* _Objective_:
It is required that all of the data be written out exactly.

___ Record list ___

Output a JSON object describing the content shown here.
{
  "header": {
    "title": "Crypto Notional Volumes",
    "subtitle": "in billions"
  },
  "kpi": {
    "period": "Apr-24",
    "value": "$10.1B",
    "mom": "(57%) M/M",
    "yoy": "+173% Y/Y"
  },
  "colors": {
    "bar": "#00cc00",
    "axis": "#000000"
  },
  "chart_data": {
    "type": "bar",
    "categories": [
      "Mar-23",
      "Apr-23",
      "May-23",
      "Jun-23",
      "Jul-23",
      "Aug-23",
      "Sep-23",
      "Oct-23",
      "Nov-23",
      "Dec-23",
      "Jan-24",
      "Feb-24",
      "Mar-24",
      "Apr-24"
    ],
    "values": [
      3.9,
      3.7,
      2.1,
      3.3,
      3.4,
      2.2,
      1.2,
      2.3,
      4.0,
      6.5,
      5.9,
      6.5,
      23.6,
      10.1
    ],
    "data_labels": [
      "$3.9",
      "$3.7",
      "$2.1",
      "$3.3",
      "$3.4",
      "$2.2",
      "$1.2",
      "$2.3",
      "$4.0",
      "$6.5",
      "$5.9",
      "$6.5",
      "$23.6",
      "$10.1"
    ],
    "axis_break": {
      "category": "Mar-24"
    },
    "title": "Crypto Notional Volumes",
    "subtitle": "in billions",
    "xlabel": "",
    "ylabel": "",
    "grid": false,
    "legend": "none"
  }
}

___

* _Exercise answer_:
Output a JSON object describing the content shown here.
{
  "header": {
    "title": "Crypto Notional Volumes",
    "subtitle": "in billions"
  },
  "kpi": {
    "period": "Apr-24",
    "value": "$10.1B",
    "mom": "(57%) M/M",
    "yoy": "+173% Y/Y"
  },
  "colors": {
    "bar": "#00cc00",
    "axis": "#000000"
  },
  "chart_data": {
    "type": "bar",
    "categories": [
      "Mar-23",
      "Apr-23",
      "May-23",
      "Jun-23",
      "Jul-23",
      "Aug-23",
      "Sep-23",
      "Oct-23",
      "Nov-23",
      "Dec-23",
      "Jan-24",
      "Feb-24",
      "Mar-24",
      "Apr-24"
    ],
    "values": [
      3.9,
      3.7,
      2.1,
      3.3,
      3.4,
      2.2,
      1.2,
      2.3,
      4.0,
      6.5,
      5.9,
      6.5,
      23.6,
      10.1
    ],
    "data_labels": [
      "$3.9",
      "$3.7",
      "$2.1",
      "$3.3",
      "$3.4",
      "$2.2",
      "$1.2",
      "$2.3",
      "$4.0",
      "$6.5",
      "$5.9",
      "$6.5",
      "$23.6",
      "$10.1"
    ],
    "axis_break": {
      "category": "Mar-24"
    },
    "title": "Crypto Notional Volumes",
    "subtitle": "in billions",
    "xlabel": "",
    "ylabel": "",
    "grid": false,
    "legend": "none"
  }
}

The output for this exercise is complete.